Work to be completed - Return the part of the travel family's introduction that begins at the words "We are Ramya, Prasanna" and stops after "back looks like.". Copy it word for word.
*** Opening of Document text ***
We are Ramya, Prasanna and Sahana.
Two working parents, one curious kid, exploring India beyond the obvious
A family from Bengaluru that has been travelling India seriously for over fifteen years — with full-time jobs, school schedules, and never enough annual leave. We didn’t plan to become the people who spend their weekends researching ASI excavation reports and arguing about whether a temple was worth three hours or thirty minutes. It just kept happening, trip after trip, until it became who we are.
TravelThreeMuch is what fifteen years of going back looks like.
RAMYA The itinerary architect. Every trip begins weeks before departure — with site-specific research, crowd pattern notes, and a day-by-day plan accounting for opening hours, light conditions, and the exact moment a particular carving catches the afternoon sun.
Also the one who makes everyone stop walking for the photograph.
PRASANNA The researcher and writer. Goes to primary sources before every trip — ASI reports, state archaeology records, epigraphic studies. Notices what the guides skip and what the plaques get wrong.
Most likely to be found reading an excavation report at midnight the night before a site visit.
SAHANA The honest reviewer. Has been travelling with us since she was small enough to fall asleep on beach shores on our lap.
Will tell you immediately and without diplomacy which fort was worth the climb and which was not, which museum had one interesting thing, and which meal on the trip she still thinks about. The most useful person on any itinerary review.
How TravelThreeMuch Started
Every time we planned a trip, we’d find ourselves deep in a research spiral – cross-referencing blogs, tourism websites, forum posts, trying to piece together something coherent.
Most sites covered the same places in the same way. The “offbeat” recommendations were barely offbeat. The detail that would actually help you plan – timing, context, what’s worth it, what isn’t was missing or buried.
And then there were the places nobody had written about at all. Not because they weren’t extraordinary, but because they were hard to reach, poorly preserved, or simply hadn’t found their writer yet. Unakoti. Chobimura. The Siddhachal Jain caves at Gwalior. Places that stopped us completely and that we almost didn’t find because the information barely existed in details.
That’s the gap TravelThreeMuch was built to fill. Not a travel blog in the traditional sense, but more like the research we wished had existed when we were planning our own trips. Written carefully, from personal visits, with the detail that actually makes a difference.
*** Close of Document text ***
*** Opening of Information supplied ***
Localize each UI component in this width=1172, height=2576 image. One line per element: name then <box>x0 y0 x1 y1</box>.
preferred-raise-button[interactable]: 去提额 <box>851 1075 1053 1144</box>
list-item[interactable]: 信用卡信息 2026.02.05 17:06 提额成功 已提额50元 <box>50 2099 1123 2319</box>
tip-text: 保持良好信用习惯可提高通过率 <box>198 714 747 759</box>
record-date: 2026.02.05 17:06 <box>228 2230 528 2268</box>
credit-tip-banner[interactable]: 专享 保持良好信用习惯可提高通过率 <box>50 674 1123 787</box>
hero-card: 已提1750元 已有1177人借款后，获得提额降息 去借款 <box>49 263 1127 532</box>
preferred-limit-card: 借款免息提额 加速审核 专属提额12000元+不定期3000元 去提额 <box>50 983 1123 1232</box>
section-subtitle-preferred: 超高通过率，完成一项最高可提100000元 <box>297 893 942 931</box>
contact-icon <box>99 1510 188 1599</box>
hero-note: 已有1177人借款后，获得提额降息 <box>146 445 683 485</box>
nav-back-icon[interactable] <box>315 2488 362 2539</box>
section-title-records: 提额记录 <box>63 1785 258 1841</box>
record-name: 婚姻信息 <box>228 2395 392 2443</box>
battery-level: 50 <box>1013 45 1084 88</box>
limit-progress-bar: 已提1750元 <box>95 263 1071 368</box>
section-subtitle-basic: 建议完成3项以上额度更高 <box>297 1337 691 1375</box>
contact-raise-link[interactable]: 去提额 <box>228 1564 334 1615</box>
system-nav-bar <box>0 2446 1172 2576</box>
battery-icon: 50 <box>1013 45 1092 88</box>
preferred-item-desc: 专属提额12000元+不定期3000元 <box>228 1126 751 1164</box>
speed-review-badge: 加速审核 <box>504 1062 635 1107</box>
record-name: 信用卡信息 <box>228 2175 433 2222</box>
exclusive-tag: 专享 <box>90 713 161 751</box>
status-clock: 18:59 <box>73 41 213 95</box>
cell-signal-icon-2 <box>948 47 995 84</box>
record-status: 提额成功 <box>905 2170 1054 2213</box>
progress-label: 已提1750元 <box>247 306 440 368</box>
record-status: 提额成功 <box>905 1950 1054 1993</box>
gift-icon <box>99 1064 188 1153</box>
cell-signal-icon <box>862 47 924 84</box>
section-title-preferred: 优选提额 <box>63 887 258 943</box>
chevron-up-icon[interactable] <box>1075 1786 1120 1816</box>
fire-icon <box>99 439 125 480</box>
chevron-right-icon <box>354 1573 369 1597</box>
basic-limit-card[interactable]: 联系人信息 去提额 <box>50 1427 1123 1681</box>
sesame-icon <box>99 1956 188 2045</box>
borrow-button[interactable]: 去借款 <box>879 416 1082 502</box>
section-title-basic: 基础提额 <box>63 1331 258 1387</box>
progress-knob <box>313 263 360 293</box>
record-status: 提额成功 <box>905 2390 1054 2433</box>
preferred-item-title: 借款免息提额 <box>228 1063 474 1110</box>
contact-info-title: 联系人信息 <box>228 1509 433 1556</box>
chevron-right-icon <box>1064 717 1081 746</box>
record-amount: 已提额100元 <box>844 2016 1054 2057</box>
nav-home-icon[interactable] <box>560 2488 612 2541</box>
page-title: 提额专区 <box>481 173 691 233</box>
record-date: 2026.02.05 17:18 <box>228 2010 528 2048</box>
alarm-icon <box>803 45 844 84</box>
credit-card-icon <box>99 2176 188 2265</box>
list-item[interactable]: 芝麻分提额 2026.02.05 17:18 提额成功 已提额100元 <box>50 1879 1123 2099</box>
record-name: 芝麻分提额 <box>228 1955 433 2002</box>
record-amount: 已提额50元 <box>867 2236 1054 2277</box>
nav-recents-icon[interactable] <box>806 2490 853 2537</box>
*** Close of Information supplied ***
Output -
We are Ramya, Prasanna and Sahana.
Two working parents, one curious kid, exploring India beyond the obvious
A family from Bengaluru that has been travelling India seriously for over fifteen years — with full-time jobs, school schedules, and never enough annual leave. We didn’t plan to become the people who spend their weekends researching ASI excavation reports and arguing about whether a temple was worth three hours or thirty minutes. It just kept happening, trip after trip, until it became who we are.
TravelThreeMuch is what fifteen years of going back looks like.